▶ Selected extract:
May 22, 2015 4:18 PM EDT

 

 

UNITED STATES

SECURITIES AND EXCHANGE COMMISSION

Washington, D.C.  20549

 

FORM 8-K

 

Current Report

Pursuant to Section 13 or 15(d) of the Securities Exchange Act of 1934

 

Date of Report (Date of earliest event reported): May 22, 2015 (May 22, 2015)

 

Two Harbors Investment Corp.

(Exact name of registrant as specified in its charter)

 

Maryland

 

001-34506

 

27-0312904

(State or other jurisdiction
of incorporation)

 

(Commission
File Number)

 

(I.R.S. Employer
Identification No.)

 

590 Madison Avenue, 36th Floor

New York, New York 10022

(Address of principal executive offices)

(Zip Code)

 

Registrant’s telephone number, including area code: (612) 629-2500

 

Not Applicable

(Former name or former address, if changed since last report)

 

Check the appropriate box below if the Form 8-K filing is intended to simultaneously satisfy the filing obligation of the registrant under any of the following provisions:

 

o            Written communications pursuant to Rule 425 under the Securities Act (17 CFR 230.425)

 

o            Soliciting material pursuant to Rule 14a-12 under the Exchange Act (17 CFR 240.14a-12)

 

o            Pre-commencement communications pursuant to Rule 14d-2(b) under the Exchange Act (17 CFR 240.14d-2(b))

 

o            Pre-commencement communications pursuant to Rule 13e-4(c) under the Exchange Act (17 CFR 240.13e-4(c))

 

 

 



 

Item 8.01  Other Events.

 

On May 22, 2015, Two Harbors Investment Corp. (the “Company”) filed a new prospectus supplement with the Securities and Exchange Commission (the “SEC”) relating to the offer and sale of shares of common stock not yet sold under the Company’s existing 20,000,000 share at-the-market equity offering program (the “ATM Program”). The new prospectus supplement was filed as a result of the Company’s filing with the SEC on May 15, 2015 of a new shelf registration statement on Form S-3 (File No. 333-204216), which replaced the Company’s previously filed shelf registration statement.

▶ The tasks:
#1 In the 8-K filing, copy the passage from "Date of Report" up to and including "in its charter)", swapping "charter" for "articles of incorporation".
#2 Shorten the paragraph of the 8-K filing that begins "On May 22, 2015, Two Harbors Investment Corp." and keep its main facts.
#3 Pick up the 8-K filing after its last sentence and write what comes next.

Layout element annotations
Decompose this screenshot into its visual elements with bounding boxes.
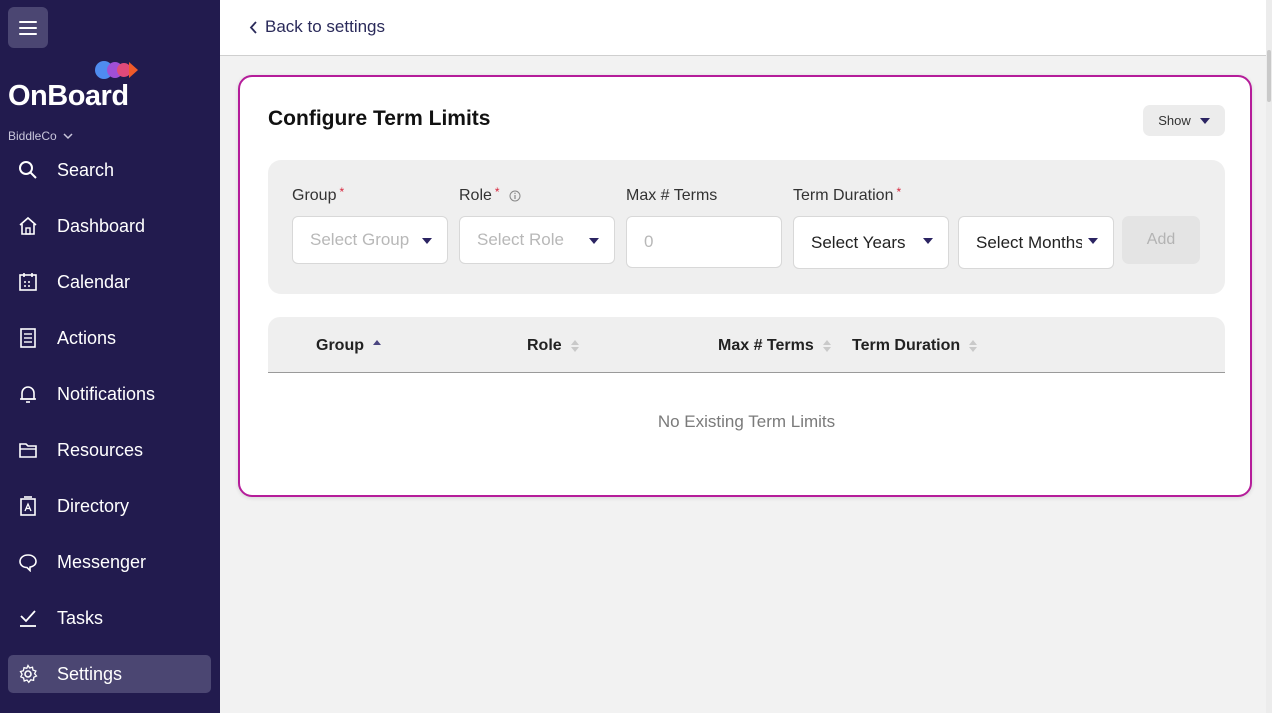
group-label-text: Group <box>292 187 337 204</box>
sidebar-item-dashboard[interactable]: Dashboard <box>8 207 211 245</box>
required-marker: * <box>896 185 902 199</box>
chevron-down-icon <box>63 132 73 139</box>
menu-icon-bar <box>19 26 37 29</box>
scrollbar-thumb[interactable] <box>1267 50 1271 102</box>
sidebar-item-label: Messenger <box>57 551 147 572</box>
column-header-max-terms[interactable]: Max # Terms <box>718 337 831 355</box>
contact-book-icon <box>18 496 38 516</box>
org-switcher[interactable]: BiddleCo <box>8 129 73 143</box>
gear-icon <box>18 664 38 684</box>
chevron-left-icon <box>249 20 257 34</box>
caret-down-icon <box>1088 238 1098 244</box>
sidebar-item-label: Dashboard <box>57 215 146 236</box>
sort-icon <box>570 340 579 352</box>
org-name: BiddleCo <box>8 129 57 143</box>
max-terms-label: Max # Terms <box>626 187 717 205</box>
page-title: Configure Term Limits <box>268 107 491 130</box>
sidebar-item-search[interactable]: Search <box>8 151 211 189</box>
sidebar-nav: Search Dashboard Calendar Actions Notifi… <box>8 151 211 711</box>
document-list-icon <box>18 328 38 348</box>
sort-icon <box>969 340 978 352</box>
info-icon[interactable] <box>509 190 521 202</box>
sidebar-item-tasks[interactable]: Tasks <box>8 599 211 637</box>
role-label: Role * <box>459 185 521 205</box>
term-limit-form: Group * Select Group Role * Select Role Ma… <box>268 160 1225 294</box>
sort-ascending-icon <box>373 340 381 352</box>
sidebar-item-calendar[interactable]: Calendar <box>8 263 211 301</box>
sidebar: OnBoard BiddleCo Search Dashboard Calend… <box>0 0 220 713</box>
sort-icon <box>822 340 831 352</box>
back-label: Back to settings <box>265 17 386 36</box>
back-to-settings-link[interactable]: Back to settings <box>249 17 385 37</box>
column-header-term-duration[interactable]: Term Duration <box>852 337 978 355</box>
caret-down-icon <box>422 238 432 244</box>
top-bar: Back to settings <box>220 0 1266 56</box>
months-value: Select Months <box>976 232 1082 252</box>
show-dropdown-button[interactable]: Show <box>1143 105 1225 136</box>
calendar-icon <box>18 272 38 292</box>
add-button[interactable]: Add <box>1122 216 1200 264</box>
sidebar-item-label: Actions <box>57 327 117 348</box>
group-label: Group * <box>292 185 345 205</box>
sidebar-item-label: Tasks <box>57 607 104 628</box>
logo-dots-icon <box>94 60 139 80</box>
sidebar-item-messenger[interactable]: Messenger <box>8 543 211 581</box>
years-select[interactable]: Select Years <box>793 216 949 269</box>
column-label: Max # Terms <box>718 337 814 354</box>
group-select[interactable]: Select Group <box>292 216 448 264</box>
years-value: Select Years <box>811 232 906 252</box>
caret-down-icon <box>923 238 933 244</box>
page-scrollbar[interactable] <box>1266 0 1272 713</box>
sidebar-item-label: Settings <box>57 663 123 684</box>
role-placeholder: Select Role <box>477 230 564 249</box>
sidebar-item-resources[interactable]: Resources <box>8 431 211 469</box>
hamburger-menu-button[interactable] <box>8 7 48 48</box>
home-icon <box>18 216 38 236</box>
sidebar-item-label: Directory <box>57 495 130 516</box>
logo-text: OnBoard <box>8 80 129 112</box>
show-label: Show <box>1158 113 1191 128</box>
empty-state-text: No Existing Term Limits <box>657 412 836 431</box>
chat-bubble-icon <box>18 552 38 572</box>
term-duration-label-text: Term Duration <box>793 187 894 204</box>
required-marker: * <box>494 185 500 199</box>
caret-down-icon <box>1199 117 1210 124</box>
role-label-text: Role <box>459 187 492 204</box>
search-icon <box>18 160 38 180</box>
column-header-group[interactable]: Group <box>316 337 381 355</box>
folder-icon <box>18 440 38 460</box>
sidebar-item-notifications[interactable]: Notifications <box>8 375 211 413</box>
months-select[interactable]: Select Months <box>958 216 1114 269</box>
term-limits-panel: Configure Term Limits Show Group * Select… <box>238 75 1252 497</box>
required-marker: * <box>339 185 345 199</box>
column-label: Term Duration <box>852 337 961 354</box>
column-label: Group <box>316 337 364 354</box>
sidebar-item-actions[interactable]: Actions <box>8 319 211 357</box>
onboard-logo: OnBoard <box>8 60 148 112</box>
max-terms-input[interactable]: 0 <box>626 216 782 268</box>
table-header: Group Role Max # Terms Term Duration <box>268 317 1225 373</box>
sidebar-item-label: Calendar <box>57 271 131 292</box>
checkmark-icon <box>18 608 38 628</box>
role-select[interactable]: Select Role <box>459 216 615 264</box>
max-terms-placeholder: 0 <box>644 232 654 251</box>
max-terms-label-text: Max # Terms <box>626 187 718 204</box>
column-label: Role <box>527 337 562 354</box>
term-duration-label: Term Duration * <box>793 185 902 205</box>
menu-icon-bar <box>19 20 37 23</box>
column-header-role[interactable]: Role <box>527 337 579 355</box>
sidebar-item-directory[interactable]: Directory <box>8 487 211 525</box>
sidebar-item-label: Search <box>57 159 115 180</box>
sidebar-item-label: Notifications <box>57 383 156 404</box>
bell-icon <box>18 384 38 404</box>
menu-icon-bar <box>19 32 37 35</box>
sidebar-item-label: Resources <box>57 439 144 460</box>
sidebar-item-settings[interactable]: Settings <box>8 655 211 693</box>
caret-down-icon <box>589 238 599 244</box>
group-placeholder: Select Group <box>310 230 410 249</box>
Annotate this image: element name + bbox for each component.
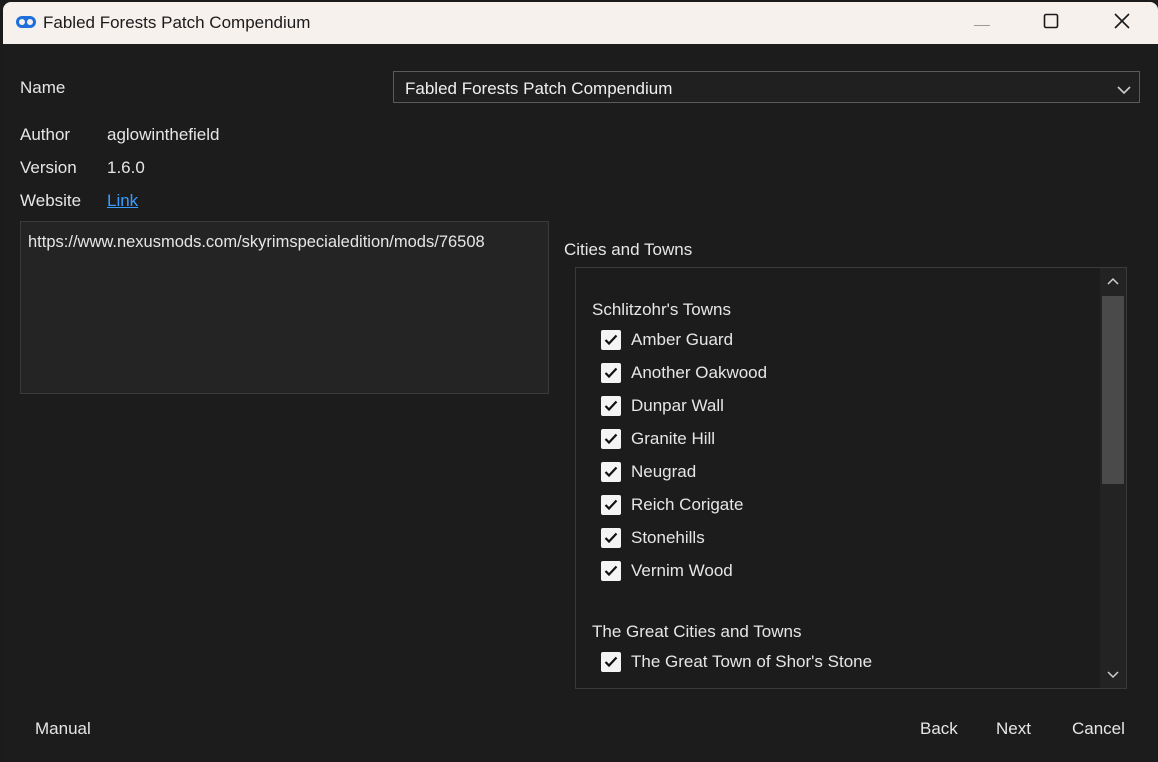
options-group-title: Cities and Towns <box>564 240 693 259</box>
title-bar[interactable]: Fabled Forests Patch Compendium <box>3 2 1158 44</box>
manual-button[interactable]: Manual <box>35 719 91 739</box>
close-icon <box>1114 12 1130 34</box>
option-item[interactable]: Vernim Wood <box>601 560 733 582</box>
minimize-button[interactable] <box>951 2 1013 44</box>
checkbox-checked[interactable] <box>601 495 621 515</box>
description-text: https://www.nexusmods.com/skyrimspeciale… <box>28 233 485 251</box>
option-item[interactable]: Reich Corigate <box>601 494 743 516</box>
description-box[interactable]: https://www.nexusmods.com/skyrimspeciale… <box>20 221 549 394</box>
maximize-icon <box>1043 13 1059 34</box>
next-button[interactable]: Next <box>996 719 1031 739</box>
option-item[interactable]: Another Oakwood <box>601 362 767 384</box>
checkbox-checked[interactable] <box>601 561 621 581</box>
version-label: Version <box>20 158 77 177</box>
option-item[interactable]: Granite Hill <box>601 428 715 450</box>
scroll-up-button[interactable] <box>1100 268 1126 294</box>
option-label: The Great Town of Shor's Stone <box>631 652 873 671</box>
website-link[interactable]: Link <box>107 191 138 211</box>
option-label: Vernim Wood <box>631 561 733 580</box>
section-title: Schlitzohr's Towns <box>592 300 731 319</box>
option-label: Granite Hill <box>631 429 716 448</box>
option-label: Neugrad <box>631 462 697 481</box>
checkbox-checked[interactable] <box>601 363 621 383</box>
checkbox-checked[interactable] <box>601 652 621 672</box>
chevron-up-icon <box>1107 272 1119 290</box>
section-title: The Great Cities and Towns <box>592 622 802 641</box>
author-label: Author <box>20 125 71 144</box>
cancel-button[interactable]: Cancel <box>1072 719 1125 739</box>
option-item[interactable]: Dunpar Wall <box>601 395 724 417</box>
option-label: Stonehills <box>631 528 705 547</box>
author-value: aglowinthefield <box>107 125 220 144</box>
option-label: Amber Guard <box>631 330 734 349</box>
maximize-button[interactable] <box>1020 2 1082 44</box>
options-scrollbar[interactable] <box>1100 268 1126 688</box>
option-label: Reich Corigate <box>631 495 744 514</box>
name-dropdown-value: Fabled Forests Patch Compendium <box>405 79 673 98</box>
chevron-down-icon <box>1107 666 1119 684</box>
name-label: Name <box>20 78 66 97</box>
app-icon <box>15 14 37 30</box>
option-item[interactable]: Stonehills <box>601 527 705 549</box>
website-label: Website <box>20 191 82 210</box>
close-button[interactable] <box>1091 2 1153 44</box>
checkbox-checked[interactable] <box>601 462 621 482</box>
window-title: Fabled Forests Patch Compendium <box>43 13 311 32</box>
installer-window: Fabled Forests Patch Compendium Name Fab… <box>3 2 1158 762</box>
scrollbar-thumb[interactable] <box>1102 296 1124 484</box>
checkbox-checked[interactable] <box>601 429 621 449</box>
option-item[interactable]: Neugrad <box>601 461 696 483</box>
checkbox-checked[interactable] <box>601 330 621 350</box>
option-item[interactable]: The Great Town of Shor's Stone <box>601 651 872 673</box>
version-value: 1.6.0 <box>107 158 145 177</box>
checkbox-checked[interactable] <box>601 528 621 548</box>
chevron-down-icon <box>1117 82 1131 100</box>
option-label: Dunpar Wall <box>631 396 724 415</box>
name-dropdown[interactable]: Fabled Forests Patch Compendium <box>393 71 1140 103</box>
minimize-icon <box>974 14 990 32</box>
checkbox-checked[interactable] <box>601 396 621 416</box>
option-item[interactable]: Amber Guard <box>601 329 733 351</box>
options-panel[interactable]: Schlitzohr's Towns Amber Guard Another O… <box>575 267 1127 689</box>
back-button[interactable]: Back <box>920 719 958 739</box>
scroll-down-button[interactable] <box>1100 662 1126 688</box>
option-label: Another Oakwood <box>631 363 768 382</box>
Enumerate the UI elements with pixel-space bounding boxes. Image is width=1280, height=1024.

▶ Written responses:
#1
Date of Report (Date of earliest event reported): May 22, 2015 (May 22, 2015)

 

Two Harbors Investment Corp.

(Exact name of registrant as specified in its articles of incorporation)

#2 On May 22, 2015, Two Harbors Investment Corp. filed a new prospectus supplement with the SEC. It covers common shares not yet sold under its existing 20,000,000-share at-the-market offering program. The supplement followed the company's May 15, 2015 filing of a new shelf registration statement on Form S-3 (File No. 333-204216), which replaced its earlier one.

#3
 

On May 22, 2015, the Company also entered into that certain Amendment No. 1 to Equity Distribution Agreement (the “Amendment”) with JMP Securities LLC and Keefe, Bruyette & Woods, Inc. (collectively, the “Placement Agents”), which provides, among other matters, that any offers and sales of shares of the Company’s common stock under the existing ATM Program shall be made pursuant to the new prospectus supplement. As of the date of the Amendment, 12,414,131 shares of the Company’s common stock remain available for offer and sale from time to time pursuant to the ATM Program.

 

The foregoing description of the Amendment does not purport to be complete and is subject to and qualified in its entirety by reference to the Amendment, a copy of which is filed as Exhibit 1.1 hereto and is incorporated herein by reference.

 

Item 9.01              Financial Statements and Exhibits.

 

(d) Exhibits

 

Exhibit No.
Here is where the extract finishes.